Records from a dataset:
-=-=-

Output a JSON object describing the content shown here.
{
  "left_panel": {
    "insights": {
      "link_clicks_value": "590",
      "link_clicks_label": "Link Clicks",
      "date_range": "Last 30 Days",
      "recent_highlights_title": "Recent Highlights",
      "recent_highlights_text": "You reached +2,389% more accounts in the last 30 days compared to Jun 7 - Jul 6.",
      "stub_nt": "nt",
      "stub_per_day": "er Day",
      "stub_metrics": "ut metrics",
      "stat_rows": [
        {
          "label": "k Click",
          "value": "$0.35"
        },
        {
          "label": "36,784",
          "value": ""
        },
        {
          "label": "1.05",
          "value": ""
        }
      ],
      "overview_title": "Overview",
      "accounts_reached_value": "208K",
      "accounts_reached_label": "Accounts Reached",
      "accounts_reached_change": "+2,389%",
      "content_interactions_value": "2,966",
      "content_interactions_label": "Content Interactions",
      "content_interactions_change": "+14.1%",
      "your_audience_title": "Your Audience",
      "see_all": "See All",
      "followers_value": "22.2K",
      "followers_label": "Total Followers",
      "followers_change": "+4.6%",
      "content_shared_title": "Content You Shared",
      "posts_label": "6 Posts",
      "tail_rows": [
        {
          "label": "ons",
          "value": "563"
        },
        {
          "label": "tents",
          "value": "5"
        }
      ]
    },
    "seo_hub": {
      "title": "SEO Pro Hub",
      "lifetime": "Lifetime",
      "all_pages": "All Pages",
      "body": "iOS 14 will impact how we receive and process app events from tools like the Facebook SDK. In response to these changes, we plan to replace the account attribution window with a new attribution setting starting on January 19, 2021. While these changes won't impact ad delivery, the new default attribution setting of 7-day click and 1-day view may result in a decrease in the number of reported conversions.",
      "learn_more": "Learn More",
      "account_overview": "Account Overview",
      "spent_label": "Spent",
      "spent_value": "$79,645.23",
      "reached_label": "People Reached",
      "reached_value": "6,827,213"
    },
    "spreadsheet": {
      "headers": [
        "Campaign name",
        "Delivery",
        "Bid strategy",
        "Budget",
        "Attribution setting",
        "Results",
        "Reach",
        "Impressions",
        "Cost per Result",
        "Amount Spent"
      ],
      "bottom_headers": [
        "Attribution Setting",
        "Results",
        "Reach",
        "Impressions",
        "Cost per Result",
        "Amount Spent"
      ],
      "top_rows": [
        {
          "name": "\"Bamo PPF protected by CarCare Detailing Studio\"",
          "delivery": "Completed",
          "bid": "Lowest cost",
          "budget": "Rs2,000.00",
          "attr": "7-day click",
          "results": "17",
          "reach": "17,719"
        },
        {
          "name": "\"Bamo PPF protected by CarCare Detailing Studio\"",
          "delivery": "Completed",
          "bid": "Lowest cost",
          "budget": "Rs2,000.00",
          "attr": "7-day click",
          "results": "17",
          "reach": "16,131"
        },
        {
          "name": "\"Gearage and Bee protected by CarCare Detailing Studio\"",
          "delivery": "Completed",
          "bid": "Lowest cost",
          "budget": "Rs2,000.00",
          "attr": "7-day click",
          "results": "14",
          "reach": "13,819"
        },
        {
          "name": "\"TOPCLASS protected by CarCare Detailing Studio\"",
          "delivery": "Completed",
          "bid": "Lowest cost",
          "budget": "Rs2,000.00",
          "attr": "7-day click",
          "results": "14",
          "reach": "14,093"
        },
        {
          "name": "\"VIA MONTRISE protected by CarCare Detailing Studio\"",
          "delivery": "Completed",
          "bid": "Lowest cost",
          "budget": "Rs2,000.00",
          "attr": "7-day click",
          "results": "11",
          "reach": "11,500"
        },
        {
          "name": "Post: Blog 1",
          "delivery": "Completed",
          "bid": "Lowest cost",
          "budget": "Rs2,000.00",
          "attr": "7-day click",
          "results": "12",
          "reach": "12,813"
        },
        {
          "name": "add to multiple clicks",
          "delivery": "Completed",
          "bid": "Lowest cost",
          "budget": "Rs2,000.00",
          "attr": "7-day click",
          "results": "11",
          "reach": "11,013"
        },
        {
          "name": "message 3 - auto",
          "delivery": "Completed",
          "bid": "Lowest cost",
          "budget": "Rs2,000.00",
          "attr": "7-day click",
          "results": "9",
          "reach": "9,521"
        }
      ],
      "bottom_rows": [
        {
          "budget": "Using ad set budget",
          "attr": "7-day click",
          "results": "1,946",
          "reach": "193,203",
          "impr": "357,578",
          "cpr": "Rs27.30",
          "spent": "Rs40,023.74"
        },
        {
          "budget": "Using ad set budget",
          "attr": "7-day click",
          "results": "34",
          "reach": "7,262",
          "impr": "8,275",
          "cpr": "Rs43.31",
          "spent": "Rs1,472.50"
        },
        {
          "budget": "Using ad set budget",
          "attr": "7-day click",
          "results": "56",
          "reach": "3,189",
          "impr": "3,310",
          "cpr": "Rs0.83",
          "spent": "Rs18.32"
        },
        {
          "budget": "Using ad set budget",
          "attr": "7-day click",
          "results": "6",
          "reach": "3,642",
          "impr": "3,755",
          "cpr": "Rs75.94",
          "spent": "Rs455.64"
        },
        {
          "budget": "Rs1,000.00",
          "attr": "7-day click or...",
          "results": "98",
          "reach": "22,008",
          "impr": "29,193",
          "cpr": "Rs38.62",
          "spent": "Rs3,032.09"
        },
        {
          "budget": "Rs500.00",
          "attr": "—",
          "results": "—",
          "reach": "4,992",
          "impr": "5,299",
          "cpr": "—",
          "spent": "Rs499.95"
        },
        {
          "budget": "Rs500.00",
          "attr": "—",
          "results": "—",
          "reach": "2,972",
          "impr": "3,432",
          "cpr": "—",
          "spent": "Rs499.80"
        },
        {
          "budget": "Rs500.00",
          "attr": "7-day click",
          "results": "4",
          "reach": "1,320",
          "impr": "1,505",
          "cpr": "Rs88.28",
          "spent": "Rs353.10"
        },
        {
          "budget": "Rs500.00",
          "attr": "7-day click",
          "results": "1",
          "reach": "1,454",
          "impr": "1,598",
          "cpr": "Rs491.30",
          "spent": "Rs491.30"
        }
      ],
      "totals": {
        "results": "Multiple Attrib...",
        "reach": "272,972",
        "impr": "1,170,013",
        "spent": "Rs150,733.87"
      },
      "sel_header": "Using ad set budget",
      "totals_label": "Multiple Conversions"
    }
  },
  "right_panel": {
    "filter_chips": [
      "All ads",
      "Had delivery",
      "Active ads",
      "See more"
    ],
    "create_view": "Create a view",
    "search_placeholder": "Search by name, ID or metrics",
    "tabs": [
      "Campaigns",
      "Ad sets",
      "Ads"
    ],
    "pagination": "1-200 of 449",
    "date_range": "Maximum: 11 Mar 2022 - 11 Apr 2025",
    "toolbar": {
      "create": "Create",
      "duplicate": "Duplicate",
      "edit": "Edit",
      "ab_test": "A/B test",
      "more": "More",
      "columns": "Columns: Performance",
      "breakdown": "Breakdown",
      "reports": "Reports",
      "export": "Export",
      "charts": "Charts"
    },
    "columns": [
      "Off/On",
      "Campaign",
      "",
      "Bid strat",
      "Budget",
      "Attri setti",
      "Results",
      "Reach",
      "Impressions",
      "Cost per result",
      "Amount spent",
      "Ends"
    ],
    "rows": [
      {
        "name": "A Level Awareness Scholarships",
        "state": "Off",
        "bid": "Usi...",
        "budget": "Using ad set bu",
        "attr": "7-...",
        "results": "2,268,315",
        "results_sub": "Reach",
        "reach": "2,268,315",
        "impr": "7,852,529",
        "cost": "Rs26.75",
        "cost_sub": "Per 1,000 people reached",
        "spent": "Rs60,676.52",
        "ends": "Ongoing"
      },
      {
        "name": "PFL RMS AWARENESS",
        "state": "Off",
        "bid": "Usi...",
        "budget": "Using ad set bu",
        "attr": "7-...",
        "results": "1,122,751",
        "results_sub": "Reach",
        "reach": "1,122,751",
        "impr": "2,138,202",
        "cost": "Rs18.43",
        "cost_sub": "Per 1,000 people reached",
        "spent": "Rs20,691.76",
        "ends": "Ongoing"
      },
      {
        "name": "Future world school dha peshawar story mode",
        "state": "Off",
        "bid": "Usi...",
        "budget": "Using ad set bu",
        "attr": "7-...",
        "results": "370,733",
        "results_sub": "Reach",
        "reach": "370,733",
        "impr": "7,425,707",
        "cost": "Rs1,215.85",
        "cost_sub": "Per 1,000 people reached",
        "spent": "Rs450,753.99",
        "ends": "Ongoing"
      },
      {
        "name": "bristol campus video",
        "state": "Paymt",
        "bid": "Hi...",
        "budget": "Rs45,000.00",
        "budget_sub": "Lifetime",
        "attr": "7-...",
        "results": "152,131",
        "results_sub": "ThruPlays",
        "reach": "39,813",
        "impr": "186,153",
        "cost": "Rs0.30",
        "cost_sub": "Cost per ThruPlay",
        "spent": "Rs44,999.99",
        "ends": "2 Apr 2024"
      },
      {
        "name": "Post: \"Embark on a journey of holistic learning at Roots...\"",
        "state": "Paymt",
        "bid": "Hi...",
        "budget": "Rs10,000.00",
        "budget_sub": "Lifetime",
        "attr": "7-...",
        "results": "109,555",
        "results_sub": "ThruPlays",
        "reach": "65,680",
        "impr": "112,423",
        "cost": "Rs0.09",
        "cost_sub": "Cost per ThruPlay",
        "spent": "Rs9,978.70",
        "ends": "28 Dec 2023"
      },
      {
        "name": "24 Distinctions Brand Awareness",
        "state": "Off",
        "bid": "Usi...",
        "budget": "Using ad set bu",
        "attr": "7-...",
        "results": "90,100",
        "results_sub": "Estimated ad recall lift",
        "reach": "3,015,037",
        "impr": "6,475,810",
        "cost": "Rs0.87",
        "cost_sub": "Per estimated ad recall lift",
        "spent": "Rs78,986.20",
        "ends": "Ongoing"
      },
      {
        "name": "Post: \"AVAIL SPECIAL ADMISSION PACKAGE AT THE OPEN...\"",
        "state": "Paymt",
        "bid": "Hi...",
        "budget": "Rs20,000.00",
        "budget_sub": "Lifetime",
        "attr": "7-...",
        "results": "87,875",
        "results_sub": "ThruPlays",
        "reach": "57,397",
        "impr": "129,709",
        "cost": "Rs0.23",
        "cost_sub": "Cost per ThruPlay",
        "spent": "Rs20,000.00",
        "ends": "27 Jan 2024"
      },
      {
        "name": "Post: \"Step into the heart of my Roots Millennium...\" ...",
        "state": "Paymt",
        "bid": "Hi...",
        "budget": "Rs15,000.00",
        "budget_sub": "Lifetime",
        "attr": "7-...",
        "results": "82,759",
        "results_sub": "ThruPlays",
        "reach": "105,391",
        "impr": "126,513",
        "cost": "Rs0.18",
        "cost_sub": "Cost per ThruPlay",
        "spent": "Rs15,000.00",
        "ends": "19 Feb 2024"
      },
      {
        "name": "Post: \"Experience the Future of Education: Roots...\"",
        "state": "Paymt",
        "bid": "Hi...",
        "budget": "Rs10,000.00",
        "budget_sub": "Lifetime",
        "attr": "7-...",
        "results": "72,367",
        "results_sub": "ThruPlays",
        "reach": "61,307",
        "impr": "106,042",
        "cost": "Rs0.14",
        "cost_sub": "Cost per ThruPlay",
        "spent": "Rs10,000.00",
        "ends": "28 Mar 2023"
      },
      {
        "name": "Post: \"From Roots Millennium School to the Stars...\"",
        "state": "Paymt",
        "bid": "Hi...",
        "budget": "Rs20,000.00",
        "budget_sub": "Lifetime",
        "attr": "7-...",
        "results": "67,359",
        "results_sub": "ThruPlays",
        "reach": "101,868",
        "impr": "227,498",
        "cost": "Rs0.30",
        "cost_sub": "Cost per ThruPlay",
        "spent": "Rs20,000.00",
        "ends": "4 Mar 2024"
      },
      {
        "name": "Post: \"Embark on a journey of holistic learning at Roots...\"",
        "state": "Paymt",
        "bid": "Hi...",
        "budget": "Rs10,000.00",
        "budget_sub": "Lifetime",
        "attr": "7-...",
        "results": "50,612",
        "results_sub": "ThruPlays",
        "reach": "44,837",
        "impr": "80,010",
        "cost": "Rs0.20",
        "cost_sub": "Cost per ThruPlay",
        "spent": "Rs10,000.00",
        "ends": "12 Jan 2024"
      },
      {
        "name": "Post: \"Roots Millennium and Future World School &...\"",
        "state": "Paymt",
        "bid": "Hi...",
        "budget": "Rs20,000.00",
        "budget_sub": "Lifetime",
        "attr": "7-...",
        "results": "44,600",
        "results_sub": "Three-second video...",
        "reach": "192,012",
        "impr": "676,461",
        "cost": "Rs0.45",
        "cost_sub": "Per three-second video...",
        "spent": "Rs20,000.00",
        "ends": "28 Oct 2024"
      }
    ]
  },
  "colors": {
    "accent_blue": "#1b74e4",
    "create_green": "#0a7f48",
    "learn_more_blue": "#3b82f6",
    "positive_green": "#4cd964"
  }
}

-=-=-

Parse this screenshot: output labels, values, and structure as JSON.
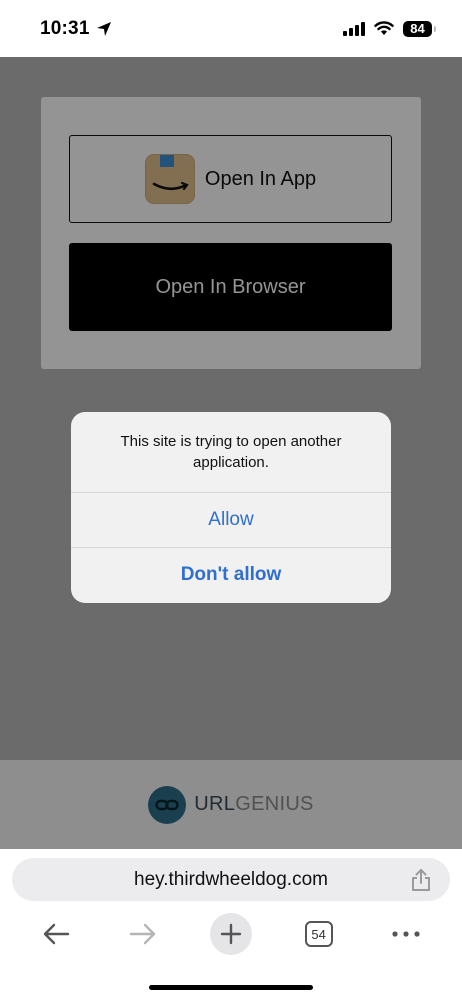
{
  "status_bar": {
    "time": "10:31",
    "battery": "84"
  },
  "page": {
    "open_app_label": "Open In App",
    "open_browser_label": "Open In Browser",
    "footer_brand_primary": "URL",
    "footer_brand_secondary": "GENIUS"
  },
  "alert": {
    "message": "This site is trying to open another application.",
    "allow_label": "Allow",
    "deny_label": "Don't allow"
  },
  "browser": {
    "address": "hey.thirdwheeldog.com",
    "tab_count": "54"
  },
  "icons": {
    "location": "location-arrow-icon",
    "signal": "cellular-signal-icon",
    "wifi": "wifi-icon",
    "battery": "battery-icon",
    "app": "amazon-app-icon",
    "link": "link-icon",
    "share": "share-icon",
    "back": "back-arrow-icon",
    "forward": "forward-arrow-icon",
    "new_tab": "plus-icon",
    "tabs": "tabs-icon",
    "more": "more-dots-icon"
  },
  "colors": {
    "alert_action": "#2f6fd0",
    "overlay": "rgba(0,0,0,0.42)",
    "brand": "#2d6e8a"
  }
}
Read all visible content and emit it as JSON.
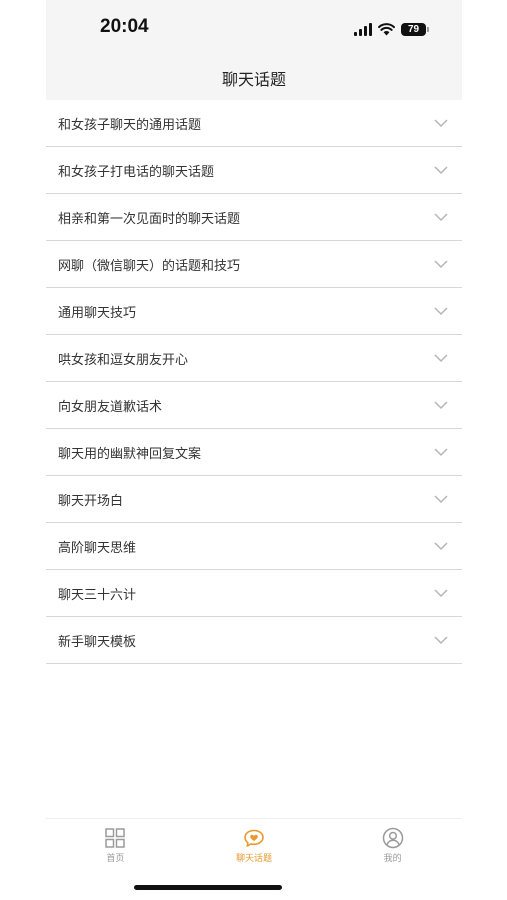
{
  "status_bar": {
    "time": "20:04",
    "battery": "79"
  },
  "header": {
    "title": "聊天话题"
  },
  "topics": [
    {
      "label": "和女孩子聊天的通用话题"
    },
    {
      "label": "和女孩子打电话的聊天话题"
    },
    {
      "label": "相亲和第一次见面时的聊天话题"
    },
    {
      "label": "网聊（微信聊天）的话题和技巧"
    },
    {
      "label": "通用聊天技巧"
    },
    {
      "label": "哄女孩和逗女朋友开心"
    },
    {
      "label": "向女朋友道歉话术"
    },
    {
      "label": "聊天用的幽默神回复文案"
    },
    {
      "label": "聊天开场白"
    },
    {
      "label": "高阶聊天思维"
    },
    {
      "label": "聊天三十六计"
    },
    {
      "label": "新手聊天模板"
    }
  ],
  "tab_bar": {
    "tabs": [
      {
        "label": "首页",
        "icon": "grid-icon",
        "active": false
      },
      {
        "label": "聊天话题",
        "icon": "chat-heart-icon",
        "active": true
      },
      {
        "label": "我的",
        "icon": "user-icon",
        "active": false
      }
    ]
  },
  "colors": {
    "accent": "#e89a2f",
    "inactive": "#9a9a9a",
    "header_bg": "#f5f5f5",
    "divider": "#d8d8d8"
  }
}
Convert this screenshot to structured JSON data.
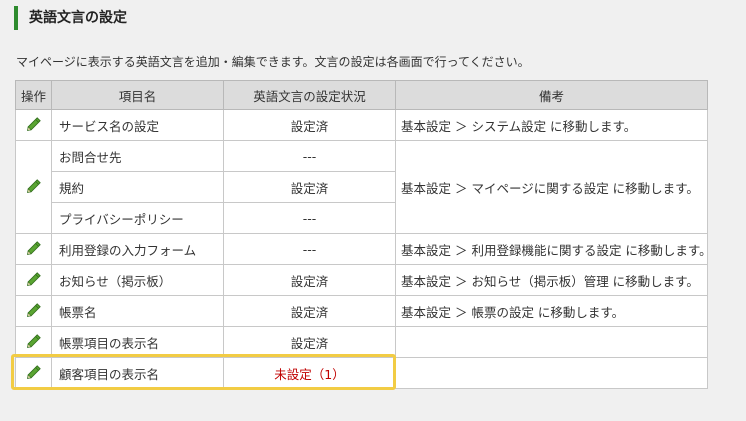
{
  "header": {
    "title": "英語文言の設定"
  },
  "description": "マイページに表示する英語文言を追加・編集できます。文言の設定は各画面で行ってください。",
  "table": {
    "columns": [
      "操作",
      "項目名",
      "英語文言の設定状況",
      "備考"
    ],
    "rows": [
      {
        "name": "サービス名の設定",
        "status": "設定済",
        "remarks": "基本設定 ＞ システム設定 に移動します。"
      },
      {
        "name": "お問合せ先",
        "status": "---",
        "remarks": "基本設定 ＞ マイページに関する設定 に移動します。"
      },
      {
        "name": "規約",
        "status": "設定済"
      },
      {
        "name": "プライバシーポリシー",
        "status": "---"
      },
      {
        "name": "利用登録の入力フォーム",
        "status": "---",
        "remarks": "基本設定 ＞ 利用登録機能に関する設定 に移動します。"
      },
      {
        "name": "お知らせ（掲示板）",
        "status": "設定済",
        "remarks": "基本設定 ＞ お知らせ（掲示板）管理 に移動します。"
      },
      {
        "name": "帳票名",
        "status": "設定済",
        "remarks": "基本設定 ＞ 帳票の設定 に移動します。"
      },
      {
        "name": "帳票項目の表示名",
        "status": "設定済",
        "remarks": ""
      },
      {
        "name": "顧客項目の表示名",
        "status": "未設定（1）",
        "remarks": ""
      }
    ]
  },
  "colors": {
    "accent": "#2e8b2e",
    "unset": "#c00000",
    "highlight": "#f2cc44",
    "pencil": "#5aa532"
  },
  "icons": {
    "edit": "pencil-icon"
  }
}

-=-=-

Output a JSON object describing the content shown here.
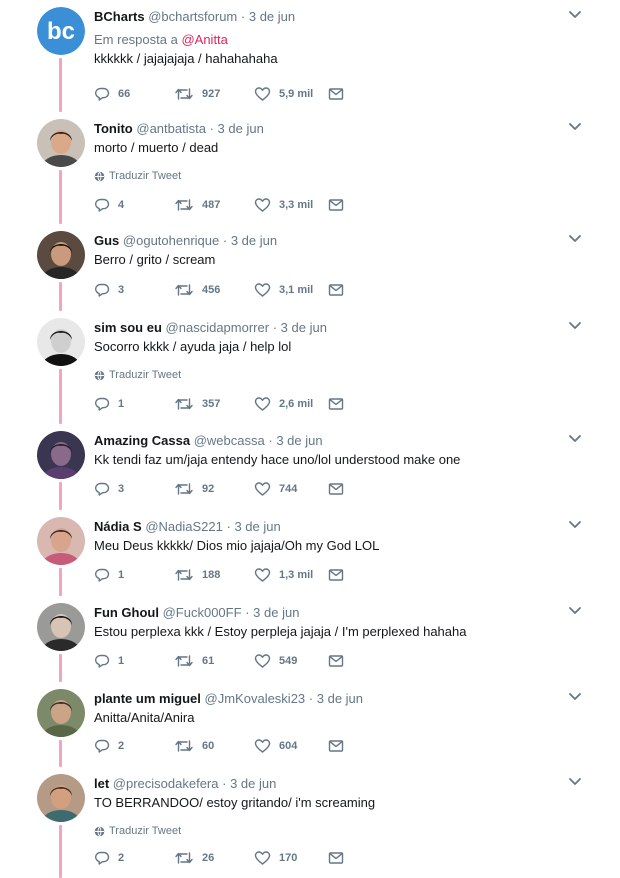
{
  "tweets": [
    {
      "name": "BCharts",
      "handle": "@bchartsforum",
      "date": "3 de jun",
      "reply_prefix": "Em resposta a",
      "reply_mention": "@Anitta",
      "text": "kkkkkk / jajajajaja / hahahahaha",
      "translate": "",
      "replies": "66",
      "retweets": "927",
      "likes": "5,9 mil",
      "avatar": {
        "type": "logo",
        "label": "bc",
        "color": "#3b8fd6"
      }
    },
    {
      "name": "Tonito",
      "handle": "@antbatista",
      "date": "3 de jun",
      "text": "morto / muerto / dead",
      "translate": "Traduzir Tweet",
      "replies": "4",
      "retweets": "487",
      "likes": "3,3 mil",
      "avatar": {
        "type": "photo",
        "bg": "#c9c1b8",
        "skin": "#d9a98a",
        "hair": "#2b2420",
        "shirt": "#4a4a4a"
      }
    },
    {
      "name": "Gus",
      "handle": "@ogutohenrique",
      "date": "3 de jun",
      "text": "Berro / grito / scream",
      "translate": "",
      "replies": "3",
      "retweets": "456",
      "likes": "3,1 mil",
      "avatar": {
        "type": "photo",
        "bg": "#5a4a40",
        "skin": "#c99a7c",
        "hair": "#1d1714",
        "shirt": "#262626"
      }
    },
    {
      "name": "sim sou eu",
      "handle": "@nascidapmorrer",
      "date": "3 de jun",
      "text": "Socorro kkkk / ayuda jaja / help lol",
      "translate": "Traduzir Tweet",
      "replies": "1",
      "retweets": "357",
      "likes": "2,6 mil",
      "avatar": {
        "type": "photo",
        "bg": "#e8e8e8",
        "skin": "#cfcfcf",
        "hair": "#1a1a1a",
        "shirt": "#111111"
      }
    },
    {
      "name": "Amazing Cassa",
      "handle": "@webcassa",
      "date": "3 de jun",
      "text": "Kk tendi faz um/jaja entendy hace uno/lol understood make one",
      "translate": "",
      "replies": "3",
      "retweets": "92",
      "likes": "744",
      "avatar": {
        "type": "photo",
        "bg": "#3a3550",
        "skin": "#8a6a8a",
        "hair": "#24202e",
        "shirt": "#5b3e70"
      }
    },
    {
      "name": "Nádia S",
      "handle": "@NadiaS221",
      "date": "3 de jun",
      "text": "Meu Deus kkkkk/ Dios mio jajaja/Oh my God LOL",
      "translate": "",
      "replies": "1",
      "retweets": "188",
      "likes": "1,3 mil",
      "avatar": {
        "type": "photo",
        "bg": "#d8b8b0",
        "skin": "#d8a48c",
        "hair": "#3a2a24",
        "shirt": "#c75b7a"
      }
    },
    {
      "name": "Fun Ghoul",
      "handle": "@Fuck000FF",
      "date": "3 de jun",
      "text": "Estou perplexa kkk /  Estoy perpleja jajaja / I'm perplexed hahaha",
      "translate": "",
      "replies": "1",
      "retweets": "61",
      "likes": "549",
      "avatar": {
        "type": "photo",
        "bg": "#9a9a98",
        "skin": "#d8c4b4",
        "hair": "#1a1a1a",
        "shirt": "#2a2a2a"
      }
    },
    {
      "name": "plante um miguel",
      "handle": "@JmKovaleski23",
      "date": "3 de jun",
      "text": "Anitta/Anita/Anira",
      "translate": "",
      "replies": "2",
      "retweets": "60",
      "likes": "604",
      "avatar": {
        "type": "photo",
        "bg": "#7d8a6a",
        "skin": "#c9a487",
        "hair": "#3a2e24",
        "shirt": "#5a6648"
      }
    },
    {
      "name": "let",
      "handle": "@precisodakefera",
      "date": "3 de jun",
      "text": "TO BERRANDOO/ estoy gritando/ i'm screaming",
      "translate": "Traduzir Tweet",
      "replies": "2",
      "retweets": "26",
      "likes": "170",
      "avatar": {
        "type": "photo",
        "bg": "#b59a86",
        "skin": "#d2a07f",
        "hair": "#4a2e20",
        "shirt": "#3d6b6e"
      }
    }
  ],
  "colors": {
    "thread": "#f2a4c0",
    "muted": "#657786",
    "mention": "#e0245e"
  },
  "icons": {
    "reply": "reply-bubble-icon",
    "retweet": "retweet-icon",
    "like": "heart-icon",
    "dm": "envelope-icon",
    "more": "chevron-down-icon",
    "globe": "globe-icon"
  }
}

-=-=-

In the records above, find each line with the word "に移動します" and copy it.

CORRECT ANSWER:
        "remarks": "基本設定 ＞ システム設定 に移動します。"
        "remarks": "基本設定 ＞ マイページに関する設定 に移動します。"
        "remarks": "基本設定 ＞ 利用登録機能に関する設定 に移動します。"
        "remarks": "基本設定 ＞ お知らせ（掲示板）管理 に移動します。"
        "remarks": "基本設定 ＞ 帳票の設定 に移動します。"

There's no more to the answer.